**Your goal:** Return all of the entries exactly as written.

* Start Input material *

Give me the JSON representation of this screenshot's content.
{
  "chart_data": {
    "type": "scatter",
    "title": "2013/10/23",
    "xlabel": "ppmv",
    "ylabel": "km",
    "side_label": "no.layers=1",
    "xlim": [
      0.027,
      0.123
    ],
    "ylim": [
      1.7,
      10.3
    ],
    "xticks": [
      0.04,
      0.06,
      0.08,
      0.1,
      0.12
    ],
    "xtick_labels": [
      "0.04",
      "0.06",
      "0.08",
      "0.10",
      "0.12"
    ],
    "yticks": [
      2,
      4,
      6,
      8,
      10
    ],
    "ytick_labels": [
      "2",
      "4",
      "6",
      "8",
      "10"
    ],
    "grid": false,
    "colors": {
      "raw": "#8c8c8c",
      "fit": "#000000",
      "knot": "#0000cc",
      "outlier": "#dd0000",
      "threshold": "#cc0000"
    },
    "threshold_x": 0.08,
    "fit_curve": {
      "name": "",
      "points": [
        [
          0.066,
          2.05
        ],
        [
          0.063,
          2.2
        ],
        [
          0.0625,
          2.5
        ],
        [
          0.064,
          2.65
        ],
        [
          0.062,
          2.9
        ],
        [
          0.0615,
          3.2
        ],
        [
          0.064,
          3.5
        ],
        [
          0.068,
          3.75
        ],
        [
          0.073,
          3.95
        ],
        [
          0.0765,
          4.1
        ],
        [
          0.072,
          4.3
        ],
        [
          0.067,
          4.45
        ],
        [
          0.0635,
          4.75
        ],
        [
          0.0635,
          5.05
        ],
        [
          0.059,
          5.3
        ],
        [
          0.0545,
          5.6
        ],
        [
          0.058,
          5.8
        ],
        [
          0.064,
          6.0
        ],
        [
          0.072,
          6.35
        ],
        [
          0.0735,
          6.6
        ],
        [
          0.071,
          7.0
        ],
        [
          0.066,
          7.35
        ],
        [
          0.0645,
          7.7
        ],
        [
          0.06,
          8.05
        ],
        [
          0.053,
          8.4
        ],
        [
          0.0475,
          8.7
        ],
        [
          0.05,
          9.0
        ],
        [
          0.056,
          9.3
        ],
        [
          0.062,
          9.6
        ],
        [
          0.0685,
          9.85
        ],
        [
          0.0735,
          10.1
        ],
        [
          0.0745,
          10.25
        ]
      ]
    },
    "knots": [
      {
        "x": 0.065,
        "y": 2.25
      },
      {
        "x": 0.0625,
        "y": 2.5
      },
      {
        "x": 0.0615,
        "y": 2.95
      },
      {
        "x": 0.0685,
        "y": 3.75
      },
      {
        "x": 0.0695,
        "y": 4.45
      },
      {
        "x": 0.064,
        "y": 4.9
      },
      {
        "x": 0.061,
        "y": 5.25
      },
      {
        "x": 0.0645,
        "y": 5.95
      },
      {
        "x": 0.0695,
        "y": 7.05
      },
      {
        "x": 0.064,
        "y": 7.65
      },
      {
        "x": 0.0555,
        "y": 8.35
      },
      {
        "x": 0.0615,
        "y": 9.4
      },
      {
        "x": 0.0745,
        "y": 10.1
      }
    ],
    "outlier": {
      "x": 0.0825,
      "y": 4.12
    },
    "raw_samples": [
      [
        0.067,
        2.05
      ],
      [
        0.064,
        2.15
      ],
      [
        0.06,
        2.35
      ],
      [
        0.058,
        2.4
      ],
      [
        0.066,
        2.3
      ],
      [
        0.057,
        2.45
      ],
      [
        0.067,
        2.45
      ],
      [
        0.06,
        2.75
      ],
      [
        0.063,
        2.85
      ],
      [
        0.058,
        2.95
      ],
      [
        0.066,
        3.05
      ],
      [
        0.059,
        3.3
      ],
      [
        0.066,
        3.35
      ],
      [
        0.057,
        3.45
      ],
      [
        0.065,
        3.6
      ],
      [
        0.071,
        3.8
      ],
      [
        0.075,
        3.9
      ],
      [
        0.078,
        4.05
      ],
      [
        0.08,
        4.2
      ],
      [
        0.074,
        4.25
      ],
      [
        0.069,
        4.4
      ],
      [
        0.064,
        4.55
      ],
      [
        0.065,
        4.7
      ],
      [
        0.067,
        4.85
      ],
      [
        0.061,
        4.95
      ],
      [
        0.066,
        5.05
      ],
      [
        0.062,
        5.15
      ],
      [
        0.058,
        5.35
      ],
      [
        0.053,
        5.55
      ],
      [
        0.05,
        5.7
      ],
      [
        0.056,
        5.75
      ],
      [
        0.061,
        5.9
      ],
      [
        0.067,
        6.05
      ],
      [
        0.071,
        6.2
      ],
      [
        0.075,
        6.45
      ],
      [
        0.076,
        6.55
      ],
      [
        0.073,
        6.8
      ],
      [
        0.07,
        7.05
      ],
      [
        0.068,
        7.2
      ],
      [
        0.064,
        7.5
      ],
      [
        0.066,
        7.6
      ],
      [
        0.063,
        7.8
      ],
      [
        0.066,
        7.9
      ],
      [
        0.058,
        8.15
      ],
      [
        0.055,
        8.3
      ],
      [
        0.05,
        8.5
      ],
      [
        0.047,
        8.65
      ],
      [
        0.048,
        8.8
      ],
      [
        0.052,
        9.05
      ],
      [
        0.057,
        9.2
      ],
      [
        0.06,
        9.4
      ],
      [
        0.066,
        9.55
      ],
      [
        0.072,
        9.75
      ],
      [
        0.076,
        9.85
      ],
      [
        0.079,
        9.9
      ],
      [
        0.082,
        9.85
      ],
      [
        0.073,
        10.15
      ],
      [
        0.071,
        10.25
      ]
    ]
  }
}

* End Input material *

**Exercise solution:**
Give me the JSON representation of this screenshot's content.
{
  "chart_data": {
    "type": "scatter",
    "title": "2013/10/23",
    "xlabel": "ppmv",
    "ylabel": "km",
    "side_label": "no.layers=1",
    "xlim": [
      0.027,
      0.123
    ],
    "ylim": [
      1.7,
      10.3
    ],
    "xticks": [
      0.04,
      0.06,
      0.08,
      0.1,
      0.12
    ],
    "xtick_labels": [
      "0.04",
      "0.06",
      "0.08",
      "0.10",
      "0.12"
    ],
    "yticks": [
      2,
      4,
      6,
      8,
      10
    ],
    "ytick_labels": [
      "2",
      "4",
      "6",
      "8",
      "10"
    ],
    "grid": false,
    "colors": {
      "raw": "#8c8c8c",
      "fit": "#000000",
      "knot": "#0000cc",
      "outlier": "#dd0000",
      "threshold": "#cc0000"
    },
    "threshold_x": 0.08,
    "fit_curve": {
      "name": "",
      "points": [
        [
          0.066,
          2.05
        ],
        [
          0.063,
          2.2
        ],
        [
          0.0625,
          2.5
        ],
        [
          0.064,
          2.65
        ],
        [
          0.062,
          2.9
        ],
        [
          0.0615,
          3.2
        ],
        [
          0.064,
          3.5
        ],
        [
          0.068,
          3.75
        ],
        [
          0.073,
          3.95
        ],
        [
          0.0765,
          4.1
        ],
        [
          0.072,
          4.3
        ],
        [
          0.067,
          4.45
        ],
        [
          0.0635,
          4.75
        ],
        [
          0.0635,
          5.05
        ],
        [
          0.059,
          5.3
        ],
        [
          0.0545,
          5.6
        ],
        [
          0.058,
          5.8
        ],
        [
          0.064,
          6.0
        ],
        [
          0.072,
          6.35
        ],
        [
          0.0735,
          6.6
        ],
        [
          0.071,
          7.0
        ],
        [
          0.066,
          7.35
        ],
        [
          0.0645,
          7.7
        ],
        [
          0.06,
          8.05
        ],
        [
          0.053,
          8.4
        ],
        [
          0.0475,
          8.7
        ],
        [
          0.05,
          9.0
        ],
        [
          0.056,
          9.3
        ],
        [
          0.062,
          9.6
        ],
        [
          0.0685,
          9.85
        ],
        [
          0.0735,
          10.1
        ],
        [
          0.0745,
          10.25
        ]
      ]
    },
    "knots": [
      {
        "x": 0.065,
        "y": 2.25
      },
      {
        "x": 0.0625,
        "y": 2.5
      },
      {
        "x": 0.0615,
        "y": 2.95
      },
      {
        "x": 0.0685,
        "y": 3.75
      },
      {
        "x": 0.0695,
        "y": 4.45
      },
      {
        "x": 0.064,
        "y": 4.9
      },
      {
        "x": 0.061,
        "y": 5.25
      },
      {
        "x": 0.0645,
        "y": 5.95
      },
      {
        "x": 0.0695,
        "y": 7.05
      },
      {
        "x": 0.064,
        "y": 7.65
      },
      {
        "x": 0.0555,
        "y": 8.35
      },
      {
        "x": 0.0615,
        "y": 9.4
      },
      {
        "x": 0.0745,
        "y": 10.1
      }
    ],
    "outlier": {
      "x": 0.0825,
      "y": 4.12
    },
    "raw_samples": [
      [
        0.067,
        2.05
      ],
      [
        0.064,
        2.15
      ],
      [
        0.06,
        2.35
      ],
      [
        0.058,
        2.4
      ],
      [
        0.066,
        2.3
      ],
      [
        0.057,
        2.45
      ],
      [
        0.067,
        2.45
      ],
      [
        0.06,
        2.75
      ],
      [
        0.063,
        2.85
      ],
      [
        0.058,
        2.95
      ],
      [
        0.066,
        3.05
      ],
      [
        0.059,
        3.3
      ],
      [
        0.066,
        3.35
      ],
      [
        0.057,
        3.45
      ],
      [
        0.065,
        3.6
      ],
      [
        0.071,
        3.8
      ],
      [
        0.075,
        3.9
      ],
      [
        0.078,
        4.05
      ],
      [
        0.08,
        4.2
      ],
      [
        0.074,
        4.25
      ],
      [
        0.069,
        4.4
      ],
      [
        0.064,
        4.55
      ],
      [
        0.065,
        4.7
      ],
      [
        0.067,
        4.85
      ],
      [
        0.061,
        4.95
      ],
      [
        0.066,
        5.05
      ],
      [
        0.062,
        5.15
      ],
      [
        0.058,
        5.35
      ],
      [
        0.053,
        5.55
      ],
      [
        0.05,
        5.7
      ],
      [
        0.056,
        5.75
      ],
      [
        0.061,
        5.9
      ],
      [
        0.067,
        6.05
      ],
      [
        0.071,
        6.2
      ],
      [
        0.075,
        6.45
      ],
      [
        0.076,
        6.55
      ],
      [
        0.073,
        6.8
      ],
      [
        0.07,
        7.05
      ],
      [
        0.068,
        7.2
      ],
      [
        0.064,
        7.5
      ],
      [
        0.066,
        7.6
      ],
      [
        0.063,
        7.8
      ],
      [
        0.066,
        7.9
      ],
      [
        0.058,
        8.15
      ],
      [
        0.055,
        8.3
      ],
      [
        0.05,
        8.5
      ],
      [
        0.047,
        8.65
      ],
      [
        0.048,
        8.8
      ],
      [
        0.052,
        9.05
      ],
      [
        0.057,
        9.2
      ],
      [
        0.06,
        9.4
      ],
      [
        0.066,
        9.55
      ],
      [
        0.072,
        9.75
      ],
      [
        0.076,
        9.85
      ],
      [
        0.079,
        9.9
      ],
      [
        0.082,
        9.85
      ],
      [
        0.073,
        10.15
      ],
      [
        0.071,
        10.25
      ]
    ]
  }
}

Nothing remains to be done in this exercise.